Records of where elements appear
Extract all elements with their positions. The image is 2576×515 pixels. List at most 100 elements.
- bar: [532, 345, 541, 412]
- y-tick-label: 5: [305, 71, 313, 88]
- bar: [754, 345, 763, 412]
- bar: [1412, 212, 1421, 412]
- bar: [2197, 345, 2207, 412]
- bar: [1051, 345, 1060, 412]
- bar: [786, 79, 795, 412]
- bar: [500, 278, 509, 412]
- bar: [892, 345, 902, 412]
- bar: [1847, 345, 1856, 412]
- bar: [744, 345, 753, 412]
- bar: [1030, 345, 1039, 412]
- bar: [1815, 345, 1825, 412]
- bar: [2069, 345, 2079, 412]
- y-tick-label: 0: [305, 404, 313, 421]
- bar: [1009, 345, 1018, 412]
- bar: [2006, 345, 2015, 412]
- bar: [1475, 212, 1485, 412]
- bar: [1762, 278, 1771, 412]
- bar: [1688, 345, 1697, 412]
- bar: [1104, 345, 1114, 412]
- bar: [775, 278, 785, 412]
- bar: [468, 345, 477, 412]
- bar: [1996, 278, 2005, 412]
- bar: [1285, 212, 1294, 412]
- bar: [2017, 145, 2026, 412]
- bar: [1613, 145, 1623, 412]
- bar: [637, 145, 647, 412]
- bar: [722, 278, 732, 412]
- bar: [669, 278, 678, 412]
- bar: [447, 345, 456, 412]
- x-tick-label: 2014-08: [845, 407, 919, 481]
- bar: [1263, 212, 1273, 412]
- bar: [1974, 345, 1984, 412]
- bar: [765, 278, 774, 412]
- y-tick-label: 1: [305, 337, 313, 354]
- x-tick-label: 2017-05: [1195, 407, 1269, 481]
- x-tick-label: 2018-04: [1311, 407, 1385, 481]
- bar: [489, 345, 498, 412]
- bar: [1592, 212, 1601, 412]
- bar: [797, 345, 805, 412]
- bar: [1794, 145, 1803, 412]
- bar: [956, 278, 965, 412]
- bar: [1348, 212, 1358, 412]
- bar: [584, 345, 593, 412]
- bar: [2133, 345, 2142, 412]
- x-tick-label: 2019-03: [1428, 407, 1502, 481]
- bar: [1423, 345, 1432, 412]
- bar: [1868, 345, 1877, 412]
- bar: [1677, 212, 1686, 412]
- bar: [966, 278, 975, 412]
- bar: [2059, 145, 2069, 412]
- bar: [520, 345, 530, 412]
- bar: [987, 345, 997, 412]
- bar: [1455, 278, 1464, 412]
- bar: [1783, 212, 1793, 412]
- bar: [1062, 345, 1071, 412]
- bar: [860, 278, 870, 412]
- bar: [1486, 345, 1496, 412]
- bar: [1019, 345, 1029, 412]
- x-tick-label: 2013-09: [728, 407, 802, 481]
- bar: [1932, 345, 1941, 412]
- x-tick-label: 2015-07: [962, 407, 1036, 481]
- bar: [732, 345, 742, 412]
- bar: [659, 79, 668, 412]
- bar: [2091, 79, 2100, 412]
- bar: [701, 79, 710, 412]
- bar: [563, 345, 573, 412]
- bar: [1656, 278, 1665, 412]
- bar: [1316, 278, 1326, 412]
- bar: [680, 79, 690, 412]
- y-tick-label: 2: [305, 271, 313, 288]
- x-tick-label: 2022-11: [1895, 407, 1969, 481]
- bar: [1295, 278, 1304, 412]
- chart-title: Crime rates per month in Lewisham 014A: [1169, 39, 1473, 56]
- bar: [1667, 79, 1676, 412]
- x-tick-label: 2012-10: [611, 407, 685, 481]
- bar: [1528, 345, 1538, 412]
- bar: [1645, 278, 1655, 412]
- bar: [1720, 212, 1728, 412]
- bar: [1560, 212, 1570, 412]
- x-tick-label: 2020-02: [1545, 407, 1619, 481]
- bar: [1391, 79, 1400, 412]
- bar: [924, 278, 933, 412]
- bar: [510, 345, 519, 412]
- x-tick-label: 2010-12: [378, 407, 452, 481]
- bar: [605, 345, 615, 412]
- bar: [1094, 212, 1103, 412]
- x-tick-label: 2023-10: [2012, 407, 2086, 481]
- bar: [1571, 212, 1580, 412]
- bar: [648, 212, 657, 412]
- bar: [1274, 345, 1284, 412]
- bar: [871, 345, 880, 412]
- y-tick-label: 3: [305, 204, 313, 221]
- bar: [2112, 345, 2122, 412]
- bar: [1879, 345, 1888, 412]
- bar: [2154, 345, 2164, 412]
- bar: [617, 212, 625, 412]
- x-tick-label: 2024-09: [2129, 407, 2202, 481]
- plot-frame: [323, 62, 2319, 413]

» Task statement:
Rewrite the records with every "positions" replaced by "locations", leaving everything else as it is.

» Exercise solution:
Extract all elements with their locations. The image is 2576×515 pixels. List at most 100 elements.
- bar: [532, 345, 541, 412]
- y-tick-label: 5: [305, 71, 313, 88]
- bar: [754, 345, 763, 412]
- bar: [1412, 212, 1421, 412]
- bar: [2197, 345, 2207, 412]
- bar: [1051, 345, 1060, 412]
- bar: [786, 79, 795, 412]
- bar: [500, 278, 509, 412]
- bar: [892, 345, 902, 412]
- bar: [1847, 345, 1856, 412]
- bar: [744, 345, 753, 412]
- bar: [1030, 345, 1039, 412]
- bar: [1815, 345, 1825, 412]
- bar: [2069, 345, 2079, 412]
- y-tick-label: 0: [305, 404, 313, 421]
- bar: [1009, 345, 1018, 412]
- bar: [2006, 345, 2015, 412]
- bar: [1475, 212, 1485, 412]
- bar: [1762, 278, 1771, 412]
- bar: [1688, 345, 1697, 412]
- bar: [1104, 345, 1114, 412]
- bar: [775, 278, 785, 412]
- bar: [468, 345, 477, 412]
- bar: [1996, 278, 2005, 412]
- bar: [1285, 212, 1294, 412]
- bar: [2017, 145, 2026, 412]
- bar: [1613, 145, 1623, 412]
- bar: [637, 145, 647, 412]
- bar: [722, 278, 732, 412]
- bar: [669, 278, 678, 412]
- bar: [447, 345, 456, 412]
- x-tick-label: 2014-08: [845, 407, 919, 481]
- bar: [1263, 212, 1273, 412]
- bar: [1974, 345, 1984, 412]
- bar: [765, 278, 774, 412]
- y-tick-label: 1: [305, 337, 313, 354]
- x-tick-label: 2017-05: [1195, 407, 1269, 481]
- x-tick-label: 2018-04: [1311, 407, 1385, 481]
- bar: [489, 345, 498, 412]
- bar: [1592, 212, 1601, 412]
- bar: [797, 345, 805, 412]
- bar: [1794, 145, 1803, 412]
- bar: [956, 278, 965, 412]
- bar: [1348, 212, 1358, 412]
- bar: [584, 345, 593, 412]
- bar: [2133, 345, 2142, 412]
- x-tick-label: 2019-03: [1428, 407, 1502, 481]
- bar: [1423, 345, 1432, 412]
- bar: [1868, 345, 1877, 412]
- bar: [1677, 212, 1686, 412]
- bar: [966, 278, 975, 412]
- bar: [2059, 145, 2069, 412]
- bar: [520, 345, 530, 412]
- bar: [987, 345, 997, 412]
- bar: [1455, 278, 1464, 412]
- bar: [1783, 212, 1793, 412]
- bar: [1062, 345, 1071, 412]
- bar: [860, 278, 870, 412]
- bar: [1486, 345, 1496, 412]
- bar: [1019, 345, 1029, 412]
- x-tick-label: 2013-09: [728, 407, 802, 481]
- bar: [1932, 345, 1941, 412]
- x-tick-label: 2015-07: [962, 407, 1036, 481]
- bar: [732, 345, 742, 412]
- bar: [659, 79, 668, 412]
- bar: [2091, 79, 2100, 412]
- bar: [701, 79, 710, 412]
- bar: [563, 345, 573, 412]
- bar: [1656, 278, 1665, 412]
- bar: [1316, 278, 1326, 412]
- bar: [680, 79, 690, 412]
- y-tick-label: 2: [305, 271, 313, 288]
- x-tick-label: 2022-11: [1895, 407, 1969, 481]
- bar: [1295, 278, 1304, 412]
- chart-title: Crime rates per month in Lewisham 014A: [1169, 39, 1473, 56]
- bar: [1667, 79, 1676, 412]
- x-tick-label: 2012-10: [611, 407, 685, 481]
- bar: [1528, 345, 1538, 412]
- bar: [1645, 278, 1655, 412]
- bar: [1720, 212, 1728, 412]
- bar: [1560, 212, 1570, 412]
- x-tick-label: 2020-02: [1545, 407, 1619, 481]
- bar: [1391, 79, 1400, 412]
- bar: [924, 278, 933, 412]
- bar: [510, 345, 519, 412]
- x-tick-label: 2010-12: [378, 407, 452, 481]
- bar: [605, 345, 615, 412]
- bar: [1094, 212, 1103, 412]
- x-tick-label: 2023-10: [2012, 407, 2086, 481]
- bar: [1571, 212, 1580, 412]
- bar: [648, 212, 657, 412]
- bar: [1274, 345, 1284, 412]
- bar: [871, 345, 880, 412]
- y-tick-label: 3: [305, 204, 313, 221]
- bar: [2112, 345, 2122, 412]
- bar: [1879, 345, 1888, 412]
- bar: [2154, 345, 2164, 412]
- bar: [617, 212, 625, 412]
- x-tick-label: 2024-09: [2129, 407, 2202, 481]
- plot-frame: [323, 62, 2319, 413]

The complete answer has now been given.